START Given records
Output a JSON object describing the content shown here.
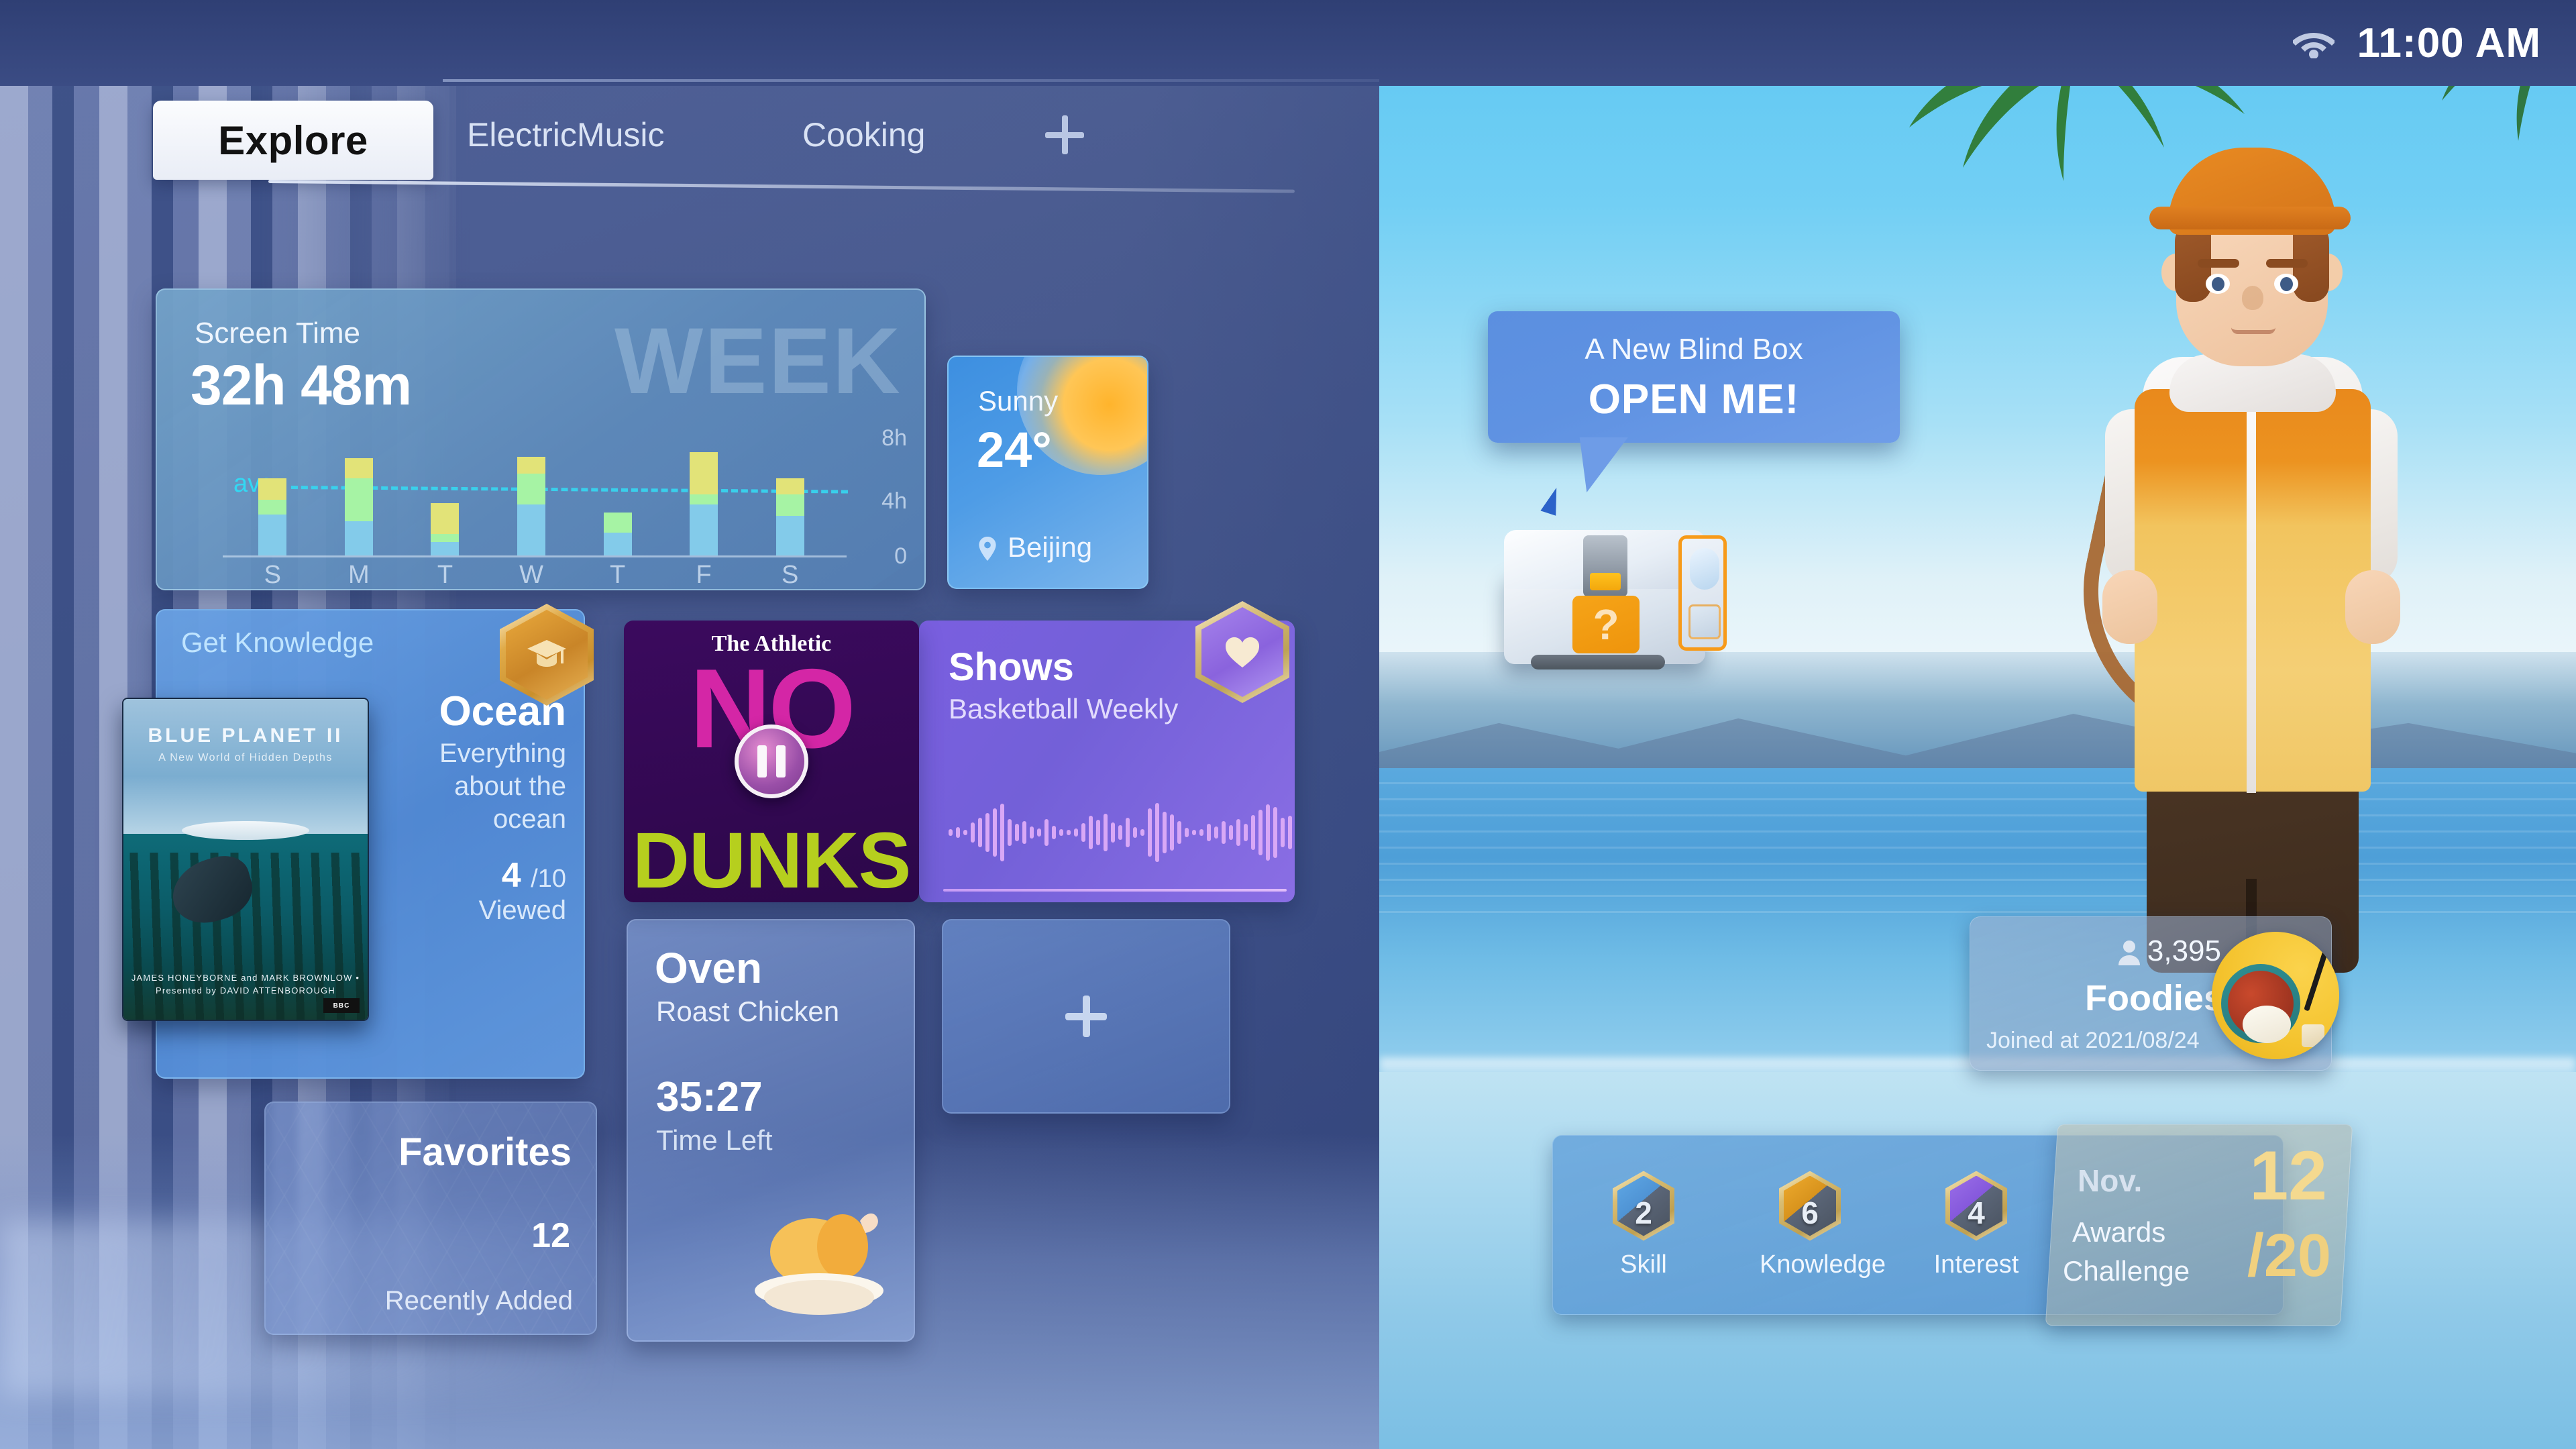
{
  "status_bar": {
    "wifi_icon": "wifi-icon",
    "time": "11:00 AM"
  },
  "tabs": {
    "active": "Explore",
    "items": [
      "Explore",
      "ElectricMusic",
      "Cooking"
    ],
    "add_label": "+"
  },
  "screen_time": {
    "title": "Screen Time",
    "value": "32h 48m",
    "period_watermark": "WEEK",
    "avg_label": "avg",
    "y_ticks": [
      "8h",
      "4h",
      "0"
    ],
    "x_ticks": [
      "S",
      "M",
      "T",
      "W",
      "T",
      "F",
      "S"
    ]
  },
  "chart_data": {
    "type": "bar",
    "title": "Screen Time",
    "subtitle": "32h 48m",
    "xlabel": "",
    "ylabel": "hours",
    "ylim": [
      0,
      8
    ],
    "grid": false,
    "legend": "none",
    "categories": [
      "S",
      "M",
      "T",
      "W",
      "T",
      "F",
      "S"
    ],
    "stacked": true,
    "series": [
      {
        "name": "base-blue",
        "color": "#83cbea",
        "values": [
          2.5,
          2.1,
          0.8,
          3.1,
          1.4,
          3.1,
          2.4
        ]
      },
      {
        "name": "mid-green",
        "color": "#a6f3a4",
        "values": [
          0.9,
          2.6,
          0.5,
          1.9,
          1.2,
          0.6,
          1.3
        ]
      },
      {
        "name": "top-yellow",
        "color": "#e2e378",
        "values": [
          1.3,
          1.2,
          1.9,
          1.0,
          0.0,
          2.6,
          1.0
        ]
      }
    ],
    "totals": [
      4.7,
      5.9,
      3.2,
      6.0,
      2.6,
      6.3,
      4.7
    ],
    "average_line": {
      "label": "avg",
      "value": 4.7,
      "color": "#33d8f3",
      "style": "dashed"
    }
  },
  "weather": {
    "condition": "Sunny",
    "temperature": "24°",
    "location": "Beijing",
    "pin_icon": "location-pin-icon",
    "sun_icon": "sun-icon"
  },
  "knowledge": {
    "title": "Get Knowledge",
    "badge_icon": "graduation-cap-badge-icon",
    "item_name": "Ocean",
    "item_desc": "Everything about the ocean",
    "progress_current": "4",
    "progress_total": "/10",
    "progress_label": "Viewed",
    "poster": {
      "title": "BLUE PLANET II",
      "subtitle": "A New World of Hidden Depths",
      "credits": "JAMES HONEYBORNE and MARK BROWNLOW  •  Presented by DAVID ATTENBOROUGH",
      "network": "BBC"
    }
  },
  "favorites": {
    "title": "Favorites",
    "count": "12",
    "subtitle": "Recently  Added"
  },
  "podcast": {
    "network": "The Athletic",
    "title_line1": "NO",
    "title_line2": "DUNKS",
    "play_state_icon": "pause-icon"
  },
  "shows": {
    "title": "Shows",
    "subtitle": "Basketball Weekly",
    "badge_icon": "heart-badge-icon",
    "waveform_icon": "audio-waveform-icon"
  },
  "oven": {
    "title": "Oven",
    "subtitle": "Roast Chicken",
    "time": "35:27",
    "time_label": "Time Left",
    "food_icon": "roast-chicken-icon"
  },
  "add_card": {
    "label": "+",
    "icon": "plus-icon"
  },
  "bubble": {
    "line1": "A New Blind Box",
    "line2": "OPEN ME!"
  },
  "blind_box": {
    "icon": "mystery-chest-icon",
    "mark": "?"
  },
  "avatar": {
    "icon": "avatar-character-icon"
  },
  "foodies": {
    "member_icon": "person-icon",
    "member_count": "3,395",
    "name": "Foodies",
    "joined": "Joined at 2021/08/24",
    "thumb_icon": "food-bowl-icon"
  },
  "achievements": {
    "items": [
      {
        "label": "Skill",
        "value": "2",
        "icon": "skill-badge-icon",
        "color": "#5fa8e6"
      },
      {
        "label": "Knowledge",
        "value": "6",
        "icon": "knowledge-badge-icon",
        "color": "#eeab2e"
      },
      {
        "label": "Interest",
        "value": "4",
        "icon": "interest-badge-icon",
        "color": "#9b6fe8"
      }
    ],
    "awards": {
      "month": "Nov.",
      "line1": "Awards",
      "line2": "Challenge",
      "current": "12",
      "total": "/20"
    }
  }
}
END Given records
START Given records
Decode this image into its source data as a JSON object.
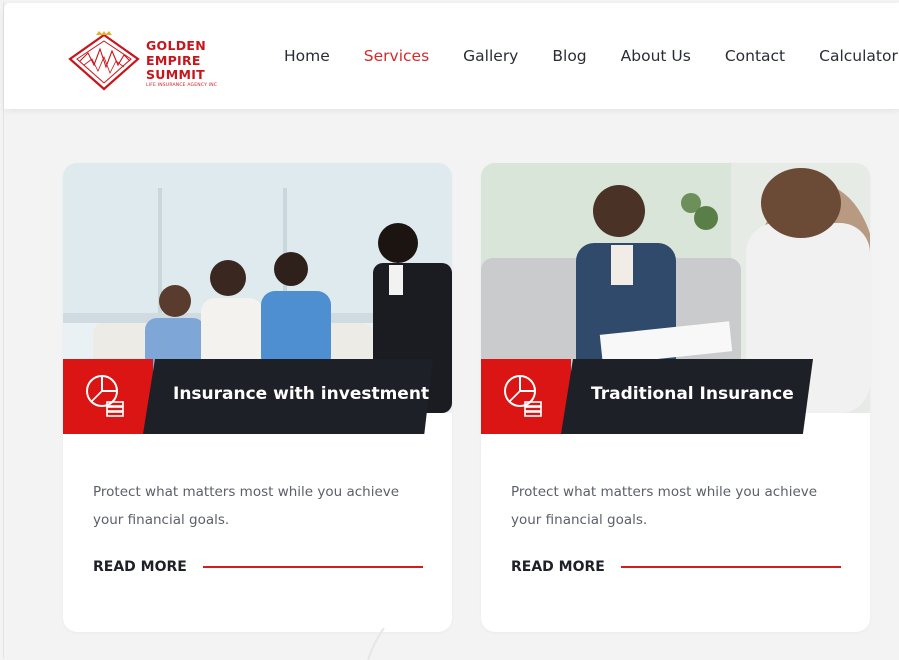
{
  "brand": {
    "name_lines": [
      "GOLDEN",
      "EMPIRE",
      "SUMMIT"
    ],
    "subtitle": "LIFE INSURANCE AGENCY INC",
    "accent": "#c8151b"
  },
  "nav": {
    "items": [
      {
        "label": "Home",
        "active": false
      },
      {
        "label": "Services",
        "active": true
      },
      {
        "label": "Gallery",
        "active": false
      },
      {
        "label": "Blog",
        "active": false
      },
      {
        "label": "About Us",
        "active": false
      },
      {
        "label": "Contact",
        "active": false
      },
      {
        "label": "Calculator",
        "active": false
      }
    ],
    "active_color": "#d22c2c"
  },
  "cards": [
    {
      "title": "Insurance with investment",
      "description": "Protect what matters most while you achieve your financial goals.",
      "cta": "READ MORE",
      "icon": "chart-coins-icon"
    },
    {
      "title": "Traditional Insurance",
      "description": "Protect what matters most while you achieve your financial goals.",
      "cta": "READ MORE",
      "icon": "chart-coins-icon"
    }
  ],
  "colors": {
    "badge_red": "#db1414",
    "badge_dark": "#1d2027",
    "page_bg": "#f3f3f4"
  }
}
END Given records
§ **Written exercise**
Copy out every line of the listing that includes the string "object".

§ **Worked solution**
Output a JSON object describing the content shown here.
Decode this image into its source data as a JSON object.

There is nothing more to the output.